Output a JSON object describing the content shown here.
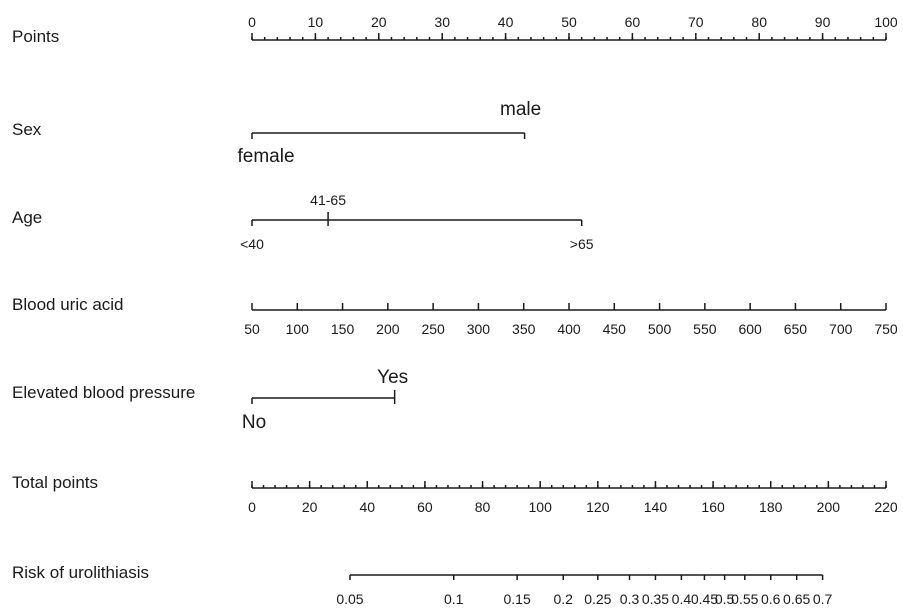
{
  "chart_data": {
    "type": "nomogram",
    "title": "",
    "rows": [
      {
        "label": "Points",
        "kind": "scale",
        "min": 0,
        "max": 100,
        "major_ticks": [
          0,
          10,
          20,
          30,
          40,
          50,
          60,
          70,
          80,
          90,
          100
        ],
        "minor_step": 2,
        "tick_labels": [
          "0",
          "10",
          "20",
          "30",
          "40",
          "50",
          "60",
          "70",
          "80",
          "90",
          "100"
        ]
      },
      {
        "label": "Sex",
        "kind": "categorical",
        "levels": [
          {
            "name": "female",
            "points": 0
          },
          {
            "name": "male",
            "points": 43
          }
        ]
      },
      {
        "label": "Age",
        "kind": "categorical",
        "levels": [
          {
            "name": "<40",
            "points": 0
          },
          {
            "name": "41-65",
            "points": 12
          },
          {
            "name": ">65",
            "points": 52
          }
        ]
      },
      {
        "label": "Blood uric acid",
        "kind": "scale",
        "min": 50,
        "max": 750,
        "major_ticks": [
          50,
          100,
          150,
          200,
          250,
          300,
          350,
          400,
          450,
          500,
          550,
          600,
          650,
          700,
          750
        ],
        "tick_labels": [
          "50",
          "100",
          "150",
          "200",
          "250",
          "300",
          "350",
          "400",
          "450",
          "500",
          "550",
          "600",
          "650",
          "700",
          "750"
        ]
      },
      {
        "label": "Elevated blood pressure",
        "kind": "categorical",
        "levels": [
          {
            "name": "No",
            "points": 0
          },
          {
            "name": "Yes",
            "points": 22.5
          }
        ]
      },
      {
        "label": "Total points",
        "kind": "scale",
        "min": 0,
        "max": 220,
        "major_ticks": [
          0,
          20,
          40,
          60,
          80,
          100,
          120,
          140,
          160,
          180,
          200,
          220
        ],
        "minor_step": 4,
        "tick_labels": [
          "0",
          "20",
          "40",
          "60",
          "80",
          "100",
          "120",
          "140",
          "160",
          "180",
          "200",
          "220"
        ]
      },
      {
        "label": "Risk of urolithiasis",
        "kind": "risk",
        "probabilities": [
          0.05,
          0.1,
          0.15,
          0.2,
          0.25,
          0.3,
          0.35,
          0.4,
          0.45,
          0.5,
          0.55,
          0.6,
          0.65,
          0.7
        ],
        "total_points": [
          34,
          70,
          92,
          108,
          120,
          131,
          140,
          149,
          157,
          164,
          171,
          180,
          189,
          198
        ],
        "tick_labels": [
          "0.05",
          "0.1",
          "0.15",
          "0.2",
          "0.25",
          "0.3",
          "0.35",
          "0.4",
          "0.45",
          "0.5",
          "0.55",
          "0.6",
          "0.65",
          "0.7"
        ]
      }
    ]
  }
}
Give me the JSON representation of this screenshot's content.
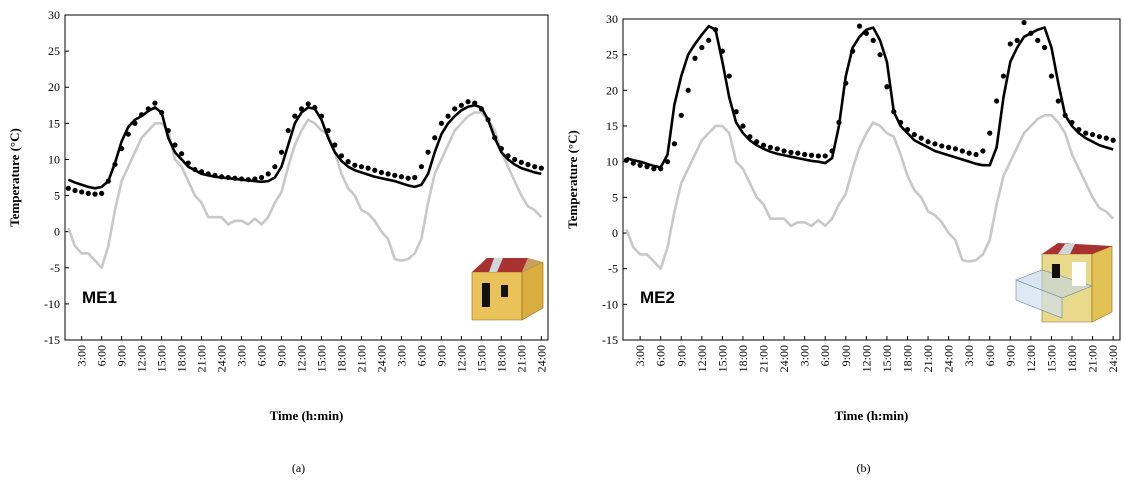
{
  "chart_data": [
    {
      "type": "line",
      "annotation": "ME1",
      "caption": "(a)",
      "xlabel": "Time (h:min)",
      "ylabel": "Temperature (°C)",
      "x": [
        1,
        2,
        3,
        4,
        5,
        6,
        7,
        8,
        9,
        10,
        11,
        12,
        13,
        14,
        15,
        16,
        17,
        18,
        19,
        20,
        21,
        22,
        23,
        24,
        25,
        26,
        27,
        28,
        29,
        30,
        31,
        32,
        33,
        34,
        35,
        36,
        37,
        38,
        39,
        40,
        41,
        42,
        43,
        44,
        45,
        46,
        47,
        48,
        49,
        50,
        51,
        52,
        53,
        54,
        55,
        56,
        57,
        58,
        59,
        60,
        61,
        62,
        63,
        64,
        65,
        66,
        67,
        68,
        69,
        70,
        71,
        72
      ],
      "series": [
        {
          "color": "#c8c8c8",
          "style": "line",
          "values": [
            0.5,
            -2,
            -3,
            -3,
            -4,
            -5,
            -2,
            3,
            7,
            9,
            11,
            13,
            14,
            15,
            15,
            14,
            10,
            9,
            7,
            5,
            4,
            2,
            2,
            2,
            1,
            1.5,
            1.5,
            1,
            1.8,
            1,
            2,
            4,
            5.5,
            9,
            12,
            14,
            15.5,
            15,
            14,
            13.5,
            11,
            8,
            6,
            5,
            3,
            2.5,
            1.5,
            0,
            -1,
            -3.8,
            -4,
            -3.8,
            -3,
            -1,
            4,
            8,
            10,
            12,
            14,
            15,
            16,
            16.5,
            16.5,
            15.5,
            14,
            11,
            9,
            7,
            5,
            3.5,
            3,
            2
          ]
        },
        {
          "color": "#000000",
          "style": "line",
          "values": [
            7.2,
            6.8,
            6.5,
            6.2,
            6,
            6.2,
            7,
            9.5,
            12.5,
            14.5,
            15.5,
            16,
            16.7,
            17.2,
            16.5,
            13,
            11,
            10,
            9,
            8.5,
            8,
            7.8,
            7.6,
            7.5,
            7.4,
            7.3,
            7.2,
            7.1,
            7,
            6.9,
            7,
            7.5,
            9,
            12,
            15,
            16.5,
            17.2,
            17,
            15.5,
            13,
            11,
            9.8,
            9,
            8.5,
            8.2,
            7.9,
            7.6,
            7.4,
            7.2,
            7,
            6.7,
            6.4,
            6.2,
            6.5,
            8,
            11,
            13.5,
            15,
            16,
            16.8,
            17.3,
            17.5,
            17.2,
            15.5,
            13,
            11,
            10,
            9.3,
            8.8,
            8.5,
            8.2,
            8
          ]
        },
        {
          "color": "#000000",
          "style": "dots",
          "values": [
            6,
            5.7,
            5.5,
            5.3,
            5.2,
            5.3,
            7,
            9.3,
            11.5,
            13.5,
            15,
            16.2,
            17,
            17.8,
            16.5,
            14,
            12,
            10.8,
            9.5,
            8.6,
            8.3,
            8,
            7.8,
            7.6,
            7.5,
            7.4,
            7.3,
            7.2,
            7.3,
            7.5,
            8,
            9,
            11,
            14,
            16,
            17,
            17.7,
            17.2,
            16,
            14,
            12,
            10.5,
            9.7,
            9.2,
            9,
            8.8,
            8.5,
            8.2,
            8,
            7.8,
            7.6,
            7.4,
            7.5,
            9,
            11,
            13,
            15,
            16,
            17,
            17.5,
            18,
            17.8,
            17,
            15.5,
            13,
            11.5,
            10.5,
            10,
            9.6,
            9.3,
            9,
            8.8
          ]
        }
      ],
      "xlim": [
        0.5,
        73
      ],
      "ylim": [
        -15,
        30
      ],
      "yticks": [
        -15,
        -10,
        -5,
        0,
        5,
        10,
        15,
        20,
        25,
        30
      ],
      "xticks": [
        {
          "value": 3,
          "label": "3:00"
        },
        {
          "value": 6,
          "label": "6:00"
        },
        {
          "value": 9,
          "label": "9:00"
        },
        {
          "value": 12,
          "label": "12:00"
        },
        {
          "value": 15,
          "label": "15:00"
        },
        {
          "value": 18,
          "label": "18:00"
        },
        {
          "value": 21,
          "label": "21:00"
        },
        {
          "value": 24,
          "label": "24:00"
        },
        {
          "value": 27,
          "label": "3:00"
        },
        {
          "value": 30,
          "label": "6:00"
        },
        {
          "value": 33,
          "label": "9:00"
        },
        {
          "value": 36,
          "label": "12:00"
        },
        {
          "value": 39,
          "label": "15:00"
        },
        {
          "value": 42,
          "label": "18:00"
        },
        {
          "value": 45,
          "label": "21:00"
        },
        {
          "value": 48,
          "label": "24:00"
        },
        {
          "value": 51,
          "label": "3:00"
        },
        {
          "value": 54,
          "label": "6:00"
        },
        {
          "value": 57,
          "label": "9:00"
        },
        {
          "value": 60,
          "label": "12:00"
        },
        {
          "value": 63,
          "label": "15:00"
        },
        {
          "value": 66,
          "label": "18:00"
        },
        {
          "value": 69,
          "label": "21:00"
        },
        {
          "value": 72,
          "label": "24:00"
        }
      ]
    },
    {
      "type": "line",
      "annotation": "ME2",
      "caption": "(b)",
      "xlabel": "Time (h:min)",
      "ylabel": "Temperature (°C)",
      "x": [
        1,
        2,
        3,
        4,
        5,
        6,
        7,
        8,
        9,
        10,
        11,
        12,
        13,
        14,
        15,
        16,
        17,
        18,
        19,
        20,
        21,
        22,
        23,
        24,
        25,
        26,
        27,
        28,
        29,
        30,
        31,
        32,
        33,
        34,
        35,
        36,
        37,
        38,
        39,
        40,
        41,
        42,
        43,
        44,
        45,
        46,
        47,
        48,
        49,
        50,
        51,
        52,
        53,
        54,
        55,
        56,
        57,
        58,
        59,
        60,
        61,
        62,
        63,
        64,
        65,
        66,
        67,
        68,
        69,
        70,
        71,
        72
      ],
      "series": [
        {
          "color": "#c8c8c8",
          "style": "line",
          "values": [
            0.5,
            -2,
            -3,
            -3,
            -4,
            -5,
            -2,
            3,
            7,
            9,
            11,
            13,
            14,
            15,
            15,
            14,
            10,
            9,
            7,
            5,
            4,
            2,
            2,
            2,
            1,
            1.5,
            1.5,
            1,
            1.8,
            1,
            2,
            4,
            5.5,
            9,
            12,
            14,
            15.5,
            15,
            14,
            13.5,
            11,
            8,
            6,
            5,
            3,
            2.5,
            1.5,
            0,
            -1,
            -3.8,
            -4,
            -3.8,
            -3,
            -1,
            4,
            8,
            10,
            12,
            14,
            15,
            16,
            16.5,
            16.5,
            15.5,
            14,
            11,
            9,
            7,
            5,
            3.5,
            3,
            2
          ]
        },
        {
          "color": "#000000",
          "style": "line",
          "values": [
            10.5,
            10.2,
            10,
            9.7,
            9.4,
            9.2,
            11,
            18,
            22,
            25,
            26.5,
            27.8,
            29,
            28.5,
            24,
            19,
            15.5,
            14,
            13,
            12.3,
            11.8,
            11.4,
            11.1,
            10.9,
            10.7,
            10.5,
            10.3,
            10.1,
            10,
            9.8,
            10.5,
            15,
            22,
            26,
            27.5,
            28.5,
            28.8,
            27,
            24,
            17,
            15,
            14,
            13,
            12.5,
            12,
            11.5,
            11.2,
            10.9,
            10.6,
            10.3,
            10,
            9.7,
            9.5,
            9.5,
            12,
            19,
            24,
            26,
            27.5,
            28,
            28.5,
            28.8,
            26,
            21,
            16.5,
            15,
            14,
            13.3,
            12.8,
            12.3,
            12,
            11.7
          ]
        },
        {
          "color": "#000000",
          "style": "dots",
          "values": [
            10.2,
            9.8,
            9.5,
            9.3,
            9,
            9,
            10,
            12.5,
            16.5,
            20,
            24.5,
            26,
            27,
            28.5,
            25.5,
            22,
            17,
            15,
            13.5,
            12.8,
            12.3,
            12,
            11.8,
            11.5,
            11.3,
            11.2,
            11,
            10.9,
            10.8,
            10.8,
            11.5,
            15.5,
            21,
            25.5,
            29,
            28,
            27,
            25,
            20.5,
            17,
            15.5,
            14.5,
            13.8,
            13.3,
            12.8,
            12.5,
            12.2,
            12,
            11.8,
            11.5,
            11.2,
            11,
            11.5,
            14,
            18.5,
            22,
            26.5,
            27,
            29.5,
            28,
            27,
            26,
            22,
            18.5,
            16.5,
            15.5,
            14.5,
            14,
            13.8,
            13.5,
            13.3,
            13
          ]
        }
      ],
      "xlim": [
        0.5,
        73
      ],
      "ylim": [
        -15,
        30
      ],
      "yticks": [
        -15,
        -10,
        -5,
        0,
        5,
        10,
        15,
        20,
        25,
        30
      ],
      "xticks": [
        {
          "value": 3,
          "label": "3:00"
        },
        {
          "value": 6,
          "label": "6:00"
        },
        {
          "value": 9,
          "label": "9:00"
        },
        {
          "value": 12,
          "label": "12:00"
        },
        {
          "value": 15,
          "label": "15:00"
        },
        {
          "value": 18,
          "label": "18:00"
        },
        {
          "value": 21,
          "label": "21:00"
        },
        {
          "value": 24,
          "label": "24:00"
        },
        {
          "value": 27,
          "label": "3:00"
        },
        {
          "value": 30,
          "label": "6:00"
        },
        {
          "value": 33,
          "label": "9:00"
        },
        {
          "value": 36,
          "label": "12:00"
        },
        {
          "value": 39,
          "label": "15:00"
        },
        {
          "value": 42,
          "label": "18:00"
        },
        {
          "value": 45,
          "label": "21:00"
        },
        {
          "value": 48,
          "label": "24:00"
        },
        {
          "value": 51,
          "label": "3:00"
        },
        {
          "value": 54,
          "label": "6:00"
        },
        {
          "value": 57,
          "label": "9:00"
        },
        {
          "value": 60,
          "label": "12:00"
        },
        {
          "value": 63,
          "label": "15:00"
        },
        {
          "value": 66,
          "label": "18:00"
        },
        {
          "value": 69,
          "label": "21:00"
        },
        {
          "value": 72,
          "label": "24:00"
        }
      ]
    }
  ]
}
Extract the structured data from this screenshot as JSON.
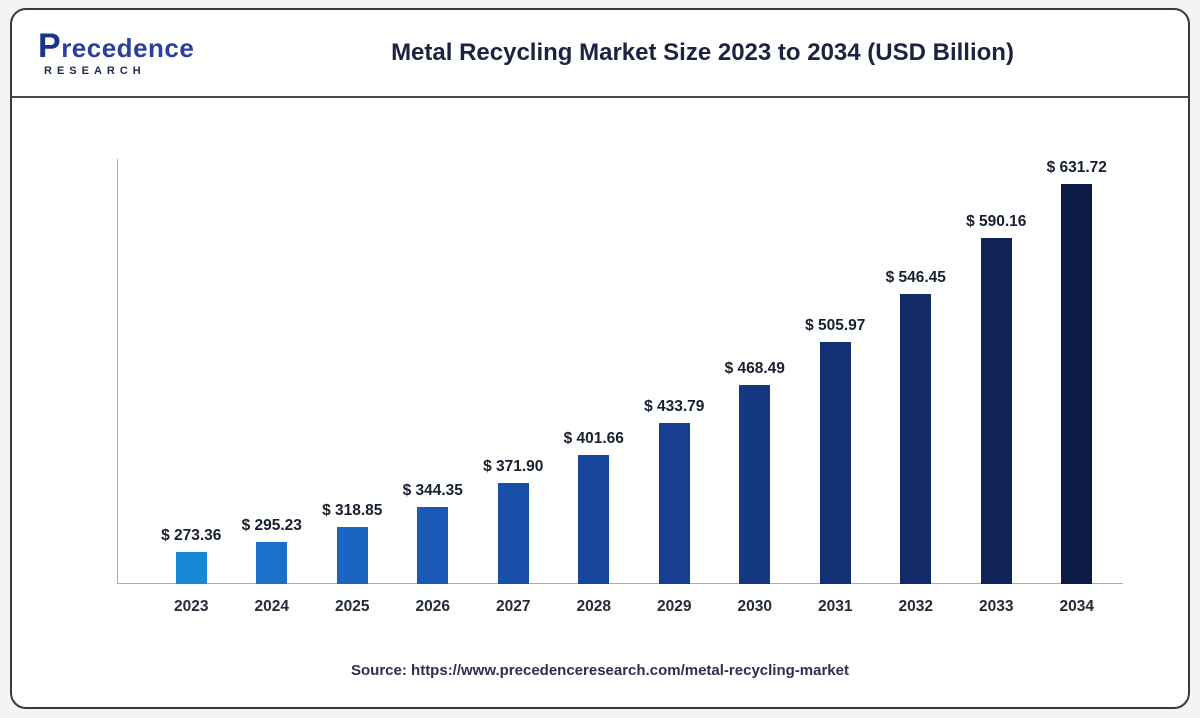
{
  "brand": {
    "name": "Precedence",
    "subtitle": "RESEARCH"
  },
  "header": {
    "title": "Metal Recycling Market Size 2023 to 2034 (USD Billion)"
  },
  "footer": {
    "source": "Source: https://www.precedenceresearch.com/metal-recycling-market"
  },
  "chart_data": {
    "type": "bar",
    "title": "Metal Recycling Market Size 2023 to 2034 (USD Billion)",
    "unit": "USD Billion",
    "categories": [
      "2023",
      "2024",
      "2025",
      "2026",
      "2027",
      "2028",
      "2029",
      "2030",
      "2031",
      "2032",
      "2033",
      "2034"
    ],
    "values": [
      273.36,
      295.23,
      318.85,
      344.35,
      371.9,
      401.66,
      433.79,
      468.49,
      505.97,
      546.45,
      590.16,
      631.72
    ],
    "value_prefix": "$ ",
    "xlabel": "",
    "ylabel": "",
    "ylim": [
      0,
      700
    ],
    "grid": false,
    "legend": false,
    "bar_colors": [
      "#1787d8",
      "#1c6fca",
      "#1c64c2",
      "#1b59b6",
      "#1a4fa9",
      "#19469c",
      "#173e90",
      "#163883",
      "#143075",
      "#122a67",
      "#0f2357",
      "#0c1b45"
    ]
  }
}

::::::

**WHAT YOU ARE ASKED TO DO:** Copy every line in the listing above where the string "JSON" turns up.

**TASK SOLUTION:**
Output a JSON object describing the content shown here.
Give me the JSON representation of this screenshot's content.
Extract the structured data from this screenshot as JSON.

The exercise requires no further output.